▸ Source material:
-- -- --

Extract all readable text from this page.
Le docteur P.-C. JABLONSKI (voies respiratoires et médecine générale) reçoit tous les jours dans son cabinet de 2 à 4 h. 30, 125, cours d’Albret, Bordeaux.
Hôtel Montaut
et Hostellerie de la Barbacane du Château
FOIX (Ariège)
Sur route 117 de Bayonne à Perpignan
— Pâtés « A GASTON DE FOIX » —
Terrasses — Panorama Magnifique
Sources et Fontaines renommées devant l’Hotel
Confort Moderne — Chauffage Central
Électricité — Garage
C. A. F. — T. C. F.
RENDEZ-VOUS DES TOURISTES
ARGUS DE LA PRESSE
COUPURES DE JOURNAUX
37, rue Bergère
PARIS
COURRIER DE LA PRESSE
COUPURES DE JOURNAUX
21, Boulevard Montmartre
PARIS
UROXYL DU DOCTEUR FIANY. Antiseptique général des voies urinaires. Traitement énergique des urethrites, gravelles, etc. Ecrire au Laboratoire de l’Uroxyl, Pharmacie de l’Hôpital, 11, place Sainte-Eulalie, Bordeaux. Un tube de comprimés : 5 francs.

-- -- --

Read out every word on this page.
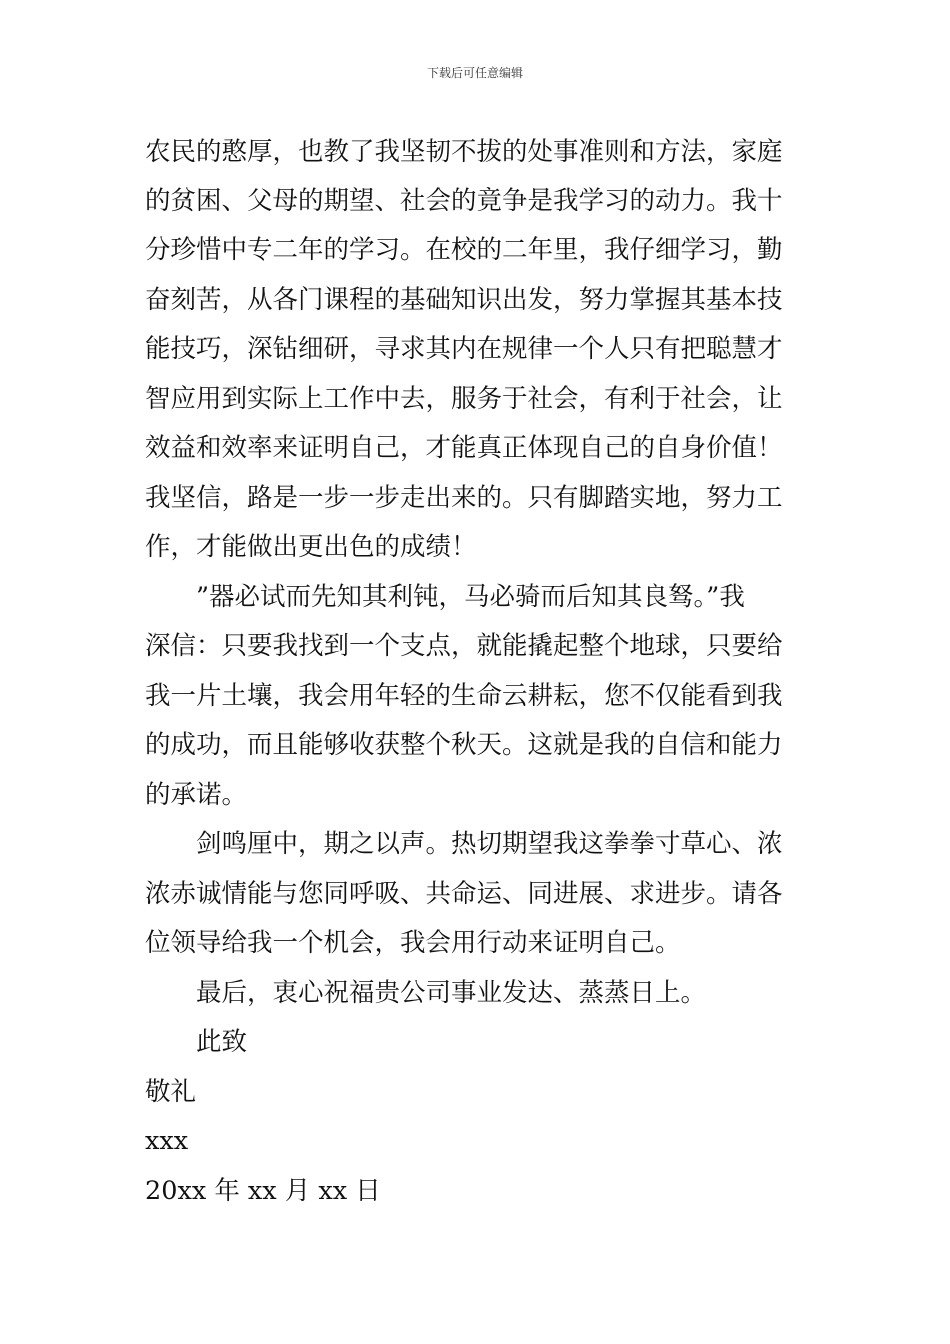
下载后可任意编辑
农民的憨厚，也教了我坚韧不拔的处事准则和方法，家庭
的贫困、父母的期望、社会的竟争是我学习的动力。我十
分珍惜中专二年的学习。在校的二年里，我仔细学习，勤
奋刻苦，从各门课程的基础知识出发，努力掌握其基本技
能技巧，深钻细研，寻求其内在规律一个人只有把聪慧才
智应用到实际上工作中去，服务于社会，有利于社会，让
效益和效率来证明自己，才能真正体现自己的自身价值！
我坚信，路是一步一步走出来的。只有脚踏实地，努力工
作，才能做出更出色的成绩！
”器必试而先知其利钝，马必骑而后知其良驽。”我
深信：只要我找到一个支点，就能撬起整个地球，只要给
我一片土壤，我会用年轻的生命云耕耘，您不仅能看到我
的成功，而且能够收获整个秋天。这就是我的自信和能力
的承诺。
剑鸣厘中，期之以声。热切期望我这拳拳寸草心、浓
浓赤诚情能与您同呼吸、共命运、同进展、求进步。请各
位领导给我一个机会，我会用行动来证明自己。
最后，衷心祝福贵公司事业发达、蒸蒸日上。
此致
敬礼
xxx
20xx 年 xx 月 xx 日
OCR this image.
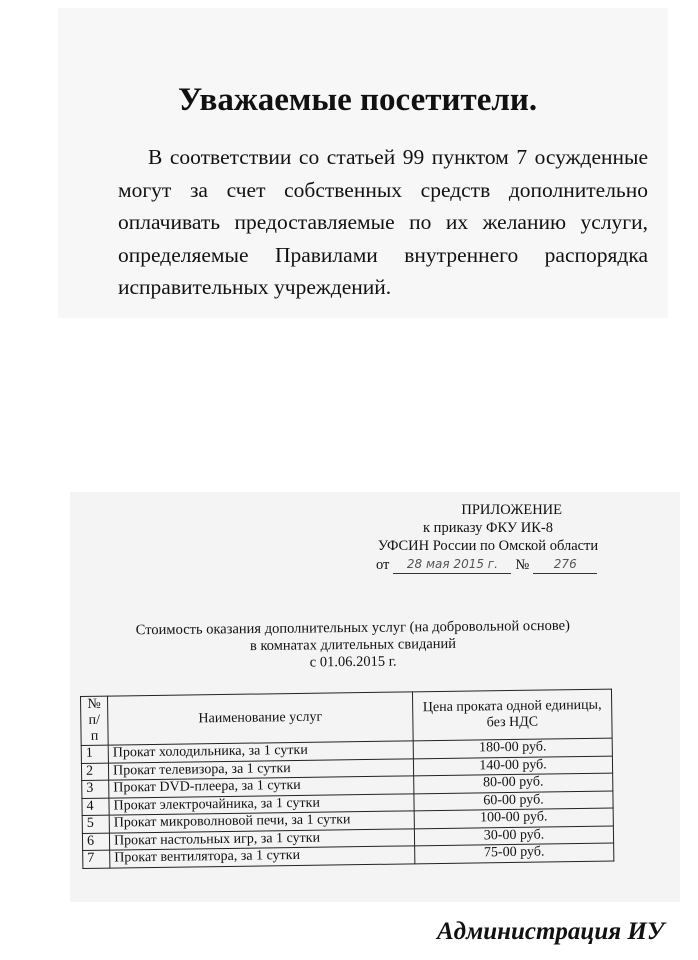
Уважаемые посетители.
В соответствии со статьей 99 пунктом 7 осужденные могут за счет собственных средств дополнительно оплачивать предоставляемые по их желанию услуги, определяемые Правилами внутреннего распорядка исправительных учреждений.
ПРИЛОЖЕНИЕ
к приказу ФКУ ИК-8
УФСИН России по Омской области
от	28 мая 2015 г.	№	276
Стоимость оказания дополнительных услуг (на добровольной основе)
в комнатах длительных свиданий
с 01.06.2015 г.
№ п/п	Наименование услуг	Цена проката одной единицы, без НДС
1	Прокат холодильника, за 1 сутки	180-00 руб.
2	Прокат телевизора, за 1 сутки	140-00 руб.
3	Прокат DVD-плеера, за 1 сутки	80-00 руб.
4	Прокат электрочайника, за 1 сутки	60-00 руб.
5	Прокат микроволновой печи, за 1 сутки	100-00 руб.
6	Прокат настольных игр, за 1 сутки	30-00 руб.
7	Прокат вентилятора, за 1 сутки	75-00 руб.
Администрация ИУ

-- -- --

▸ What is asked:
Copy all lines from the listing that contain "PRESSE".

▸ Full output:
ARGUS DE LA PRESSE
COURRIER DE LA PRESSE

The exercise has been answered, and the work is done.